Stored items
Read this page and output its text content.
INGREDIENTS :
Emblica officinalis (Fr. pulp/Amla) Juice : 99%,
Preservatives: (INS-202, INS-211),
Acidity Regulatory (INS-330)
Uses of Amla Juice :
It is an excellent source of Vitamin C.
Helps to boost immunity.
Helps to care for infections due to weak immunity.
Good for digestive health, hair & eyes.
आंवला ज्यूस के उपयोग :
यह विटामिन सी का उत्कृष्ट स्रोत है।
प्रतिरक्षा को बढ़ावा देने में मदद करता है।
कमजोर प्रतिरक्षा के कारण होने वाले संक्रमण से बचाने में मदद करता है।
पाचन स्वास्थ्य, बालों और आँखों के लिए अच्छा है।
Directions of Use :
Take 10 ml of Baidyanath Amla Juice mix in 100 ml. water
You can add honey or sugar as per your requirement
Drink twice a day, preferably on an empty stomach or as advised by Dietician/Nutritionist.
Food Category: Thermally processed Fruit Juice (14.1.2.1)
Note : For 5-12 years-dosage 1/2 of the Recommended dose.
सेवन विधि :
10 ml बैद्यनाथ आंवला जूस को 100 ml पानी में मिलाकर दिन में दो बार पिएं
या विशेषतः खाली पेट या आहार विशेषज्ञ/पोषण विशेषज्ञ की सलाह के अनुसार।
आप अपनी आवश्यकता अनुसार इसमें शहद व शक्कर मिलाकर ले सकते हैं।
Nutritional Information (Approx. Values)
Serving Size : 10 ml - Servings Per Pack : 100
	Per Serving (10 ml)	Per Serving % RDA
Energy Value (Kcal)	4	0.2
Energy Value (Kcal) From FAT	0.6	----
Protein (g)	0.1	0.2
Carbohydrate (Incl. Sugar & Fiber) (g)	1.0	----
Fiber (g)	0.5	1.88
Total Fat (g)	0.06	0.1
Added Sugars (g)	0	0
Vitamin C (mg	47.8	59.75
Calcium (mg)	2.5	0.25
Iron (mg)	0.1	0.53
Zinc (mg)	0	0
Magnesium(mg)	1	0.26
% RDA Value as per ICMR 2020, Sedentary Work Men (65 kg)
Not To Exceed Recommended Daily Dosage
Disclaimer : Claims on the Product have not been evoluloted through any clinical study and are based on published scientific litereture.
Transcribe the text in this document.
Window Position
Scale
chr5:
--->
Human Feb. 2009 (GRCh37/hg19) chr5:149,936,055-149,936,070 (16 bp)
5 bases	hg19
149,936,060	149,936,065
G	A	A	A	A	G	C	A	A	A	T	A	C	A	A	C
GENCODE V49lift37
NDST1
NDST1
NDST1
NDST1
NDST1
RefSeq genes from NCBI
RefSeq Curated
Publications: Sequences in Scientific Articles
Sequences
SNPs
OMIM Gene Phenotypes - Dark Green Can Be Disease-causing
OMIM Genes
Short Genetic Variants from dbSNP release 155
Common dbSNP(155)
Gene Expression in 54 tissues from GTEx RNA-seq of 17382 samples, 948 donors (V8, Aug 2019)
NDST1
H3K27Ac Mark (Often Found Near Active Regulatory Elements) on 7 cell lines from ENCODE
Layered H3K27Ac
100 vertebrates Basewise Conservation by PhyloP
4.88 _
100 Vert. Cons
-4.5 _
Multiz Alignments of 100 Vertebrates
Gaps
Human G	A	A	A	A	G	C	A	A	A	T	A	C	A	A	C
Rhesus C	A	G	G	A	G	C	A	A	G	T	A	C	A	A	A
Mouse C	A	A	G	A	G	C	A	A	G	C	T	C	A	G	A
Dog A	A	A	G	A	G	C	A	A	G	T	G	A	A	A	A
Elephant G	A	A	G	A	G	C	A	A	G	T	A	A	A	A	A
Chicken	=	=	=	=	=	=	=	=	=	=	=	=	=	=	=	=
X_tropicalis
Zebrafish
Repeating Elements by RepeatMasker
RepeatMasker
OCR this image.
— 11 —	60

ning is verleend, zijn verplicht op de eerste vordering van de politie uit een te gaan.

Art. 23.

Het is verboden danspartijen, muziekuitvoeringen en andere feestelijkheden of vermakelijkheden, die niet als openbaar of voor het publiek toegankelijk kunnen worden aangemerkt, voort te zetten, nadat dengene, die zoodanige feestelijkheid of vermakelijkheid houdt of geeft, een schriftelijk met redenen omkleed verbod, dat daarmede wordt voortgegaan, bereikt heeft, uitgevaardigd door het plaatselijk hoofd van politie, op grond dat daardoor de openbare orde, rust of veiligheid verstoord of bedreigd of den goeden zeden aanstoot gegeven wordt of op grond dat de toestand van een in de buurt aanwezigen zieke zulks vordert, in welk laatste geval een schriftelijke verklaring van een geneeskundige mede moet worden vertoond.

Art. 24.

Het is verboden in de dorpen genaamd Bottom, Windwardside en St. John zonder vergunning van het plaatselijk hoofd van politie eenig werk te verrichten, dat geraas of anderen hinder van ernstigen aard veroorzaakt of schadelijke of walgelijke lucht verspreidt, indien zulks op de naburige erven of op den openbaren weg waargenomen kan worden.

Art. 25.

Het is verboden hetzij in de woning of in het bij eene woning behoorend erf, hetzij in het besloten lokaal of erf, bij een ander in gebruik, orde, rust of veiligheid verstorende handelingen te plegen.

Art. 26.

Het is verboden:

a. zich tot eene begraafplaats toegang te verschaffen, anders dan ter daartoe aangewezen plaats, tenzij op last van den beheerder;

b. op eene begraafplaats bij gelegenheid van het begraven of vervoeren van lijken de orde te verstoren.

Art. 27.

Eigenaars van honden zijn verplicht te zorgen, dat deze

Description of the task: An exact reproduction of all the entries, complete to the last line, is needed.

Task result:
Read this page and output its text content.
INGREDIENTS :
Emblica officinalis (Fr. pulp/Amla) Juice : 99%,
Preservatives: (INS-202, INS-211),
Acidity Regulatory (INS-330)
Uses of Amla Juice :
It is an excellent source of Vitamin C.
Helps to boost immunity.
Helps to care for infections due to weak immunity.
Good for digestive health, hair & eyes.
आंवला ज्यूस के उपयोग :
यह विटामिन सी का उत्कृष्ट स्रोत है।
प्रतिरक्षा को बढ़ावा देने में मदद करता है।
कमजोर प्रतिरक्षा के कारण होने वाले संक्रमण से बचाने में मदद करता है।
पाचन स्वास्थ्य, बालों और आँखों के लिए अच्छा है।
Directions of Use :
Take 10 ml of Baidyanath Amla Juice mix in 100 ml. water
You can add honey or sugar as per your requirement
Drink twice a day, preferably on an empty stomach or as advised by Dietician/Nutritionist.
Food Category: Thermally processed Fruit Juice (14.1.2.1)
Note : For 5-12 years-dosage 1/2 of the Recommended dose.
सेवन विधि :
10 ml बैद्यनाथ आंवला जूस को 100 ml पानी में मिलाकर दिन में दो बार पिएं
या विशेषतः खाली पेट या आहार विशेषज्ञ/पोषण विशेषज्ञ की सलाह के अनुसार।
आप अपनी आवश्यकता अनुसार इसमें शहद व शक्कर मिलाकर ले सकते हैं।
Nutritional Information (Approx. Values)
Serving Size : 10 ml - Servings Per Pack : 100
	Per Serving (10 ml)	Per Serving % RDA
Energy Value (Kcal)	4	0.2
Energy Value (Kcal) From FAT	0.6	----
Protein (g)	0.1	0.2
Carbohydrate (Incl. Sugar & Fiber) (g)	1.0	----
Fiber (g)	0.5	1.88
Total Fat (g)	0.06	0.1
Added Sugars (g)	0	0
Vitamin C (mg	47.8	59.75
Calcium (mg)	2.5	0.25
Iron (mg)	0.1	0.53
Zinc (mg)	0	0
Magnesium(mg)	1	0.26
% RDA Value as per ICMR 2020, Sedentary Work Men (65 kg)
Not To Exceed Recommended Daily Dosage
Disclaimer : Claims on the Product have not been evoluloted through any clinical study and are based on published scientific litereture.
Transcribe the text in this document.
Window Position
Scale
chr5:
--->
Human Feb. 2009 (GRCh37/hg19) chr5:149,936,055-149,936,070 (16 bp)
5 bases	hg19
149,936,060	149,936,065
G	A	A	A	A	G	C	A	A	A	T	A	C	A	A	C
GENCODE V49lift37
NDST1
NDST1
NDST1
NDST1
NDST1
RefSeq genes from NCBI
RefSeq Curated
Publications: Sequences in Scientific Articles
Sequences
SNPs
OMIM Gene Phenotypes - Dark Green Can Be Disease-causing
OMIM Genes
Short Genetic Variants from dbSNP release 155
Common dbSNP(155)
Gene Expression in 54 tissues from GTEx RNA-seq of 17382 samples, 948 donors (V8, Aug 2019)
NDST1
H3K27Ac Mark (Often Found Near Active Regulatory Elements) on 7 cell lines from ENCODE
Layered H3K27Ac
100 vertebrates Basewise Conservation by PhyloP
4.88 _
100 Vert. Cons
-4.5 _
Multiz Alignments of 100 Vertebrates
Gaps
Human G	A	A	A	A	G	C	A	A	A	T	A	C	A	A	C
Rhesus C	A	G	G	A	G	C	A	A	G	T	A	C	A	A	A
Mouse C	A	A	G	A	G	C	A	A	G	C	T	C	A	G	A
Dog A	A	A	G	A	G	C	A	A	G	T	G	A	A	A	A
Elephant G	A	A	G	A	G	C	A	A	G	T	A	A	A	A	A
Chicken	=	=	=	=	=	=	=	=	=	=	=	=	=	=	=	=
X_tropicalis
Zebrafish
Repeating Elements by RepeatMasker
RepeatMasker
OCR this image.
— 11 —	60

ning is verleend, zijn verplicht op de eerste vordering van de politie uit een te gaan.

Art. 23.

Het is verboden danspartijen, muziekuitvoeringen en andere feestelijkheden of vermakelijkheden, die niet als openbaar of voor het publiek toegankelijk kunnen worden aangemerkt, voort te zetten, nadat dengene, die zoodanige feestelijkheid of vermakelijkheid houdt of geeft, een schriftelijk met redenen omkleed verbod, dat daarmede wordt voortgegaan, bereikt heeft, uitgevaardigd door het plaatselijk hoofd van politie, op grond dat daardoor de openbare orde, rust of veiligheid verstoord of bedreigd of den goeden zeden aanstoot gegeven wordt of op grond dat de toestand van een in de buurt aanwezigen zieke zulks vordert, in welk laatste geval een schriftelijke verklaring van een geneeskundige mede moet worden vertoond.

Art. 24.

Het is verboden in de dorpen genaamd Bottom, Windwardside en St. John zonder vergunning van het plaatselijk hoofd van politie eenig werk te verrichten, dat geraas of anderen hinder van ernstigen aard veroorzaakt of schadelijke of walgelijke lucht verspreidt, indien zulks op de naburige erven of op den openbaren weg waargenomen kan worden.

Art. 25.

Het is verboden hetzij in de woning of in het bij eene woning behoorend erf, hetzij in het besloten lokaal of erf, bij een ander in gebruik, orde, rust of veiligheid verstorende handelingen te plegen.

Art. 26.

Het is verboden:

a. zich tot eene begraafplaats toegang te verschaffen, anders dan ter daartoe aangewezen plaats, tenzij op last van den beheerder;

b. op eene begraafplaats bij gelegenheid van het begraven of vervoeren van lijken de orde te verstoren.

Art. 27.

Eigenaars van honden zijn verplicht te zorgen, dat deze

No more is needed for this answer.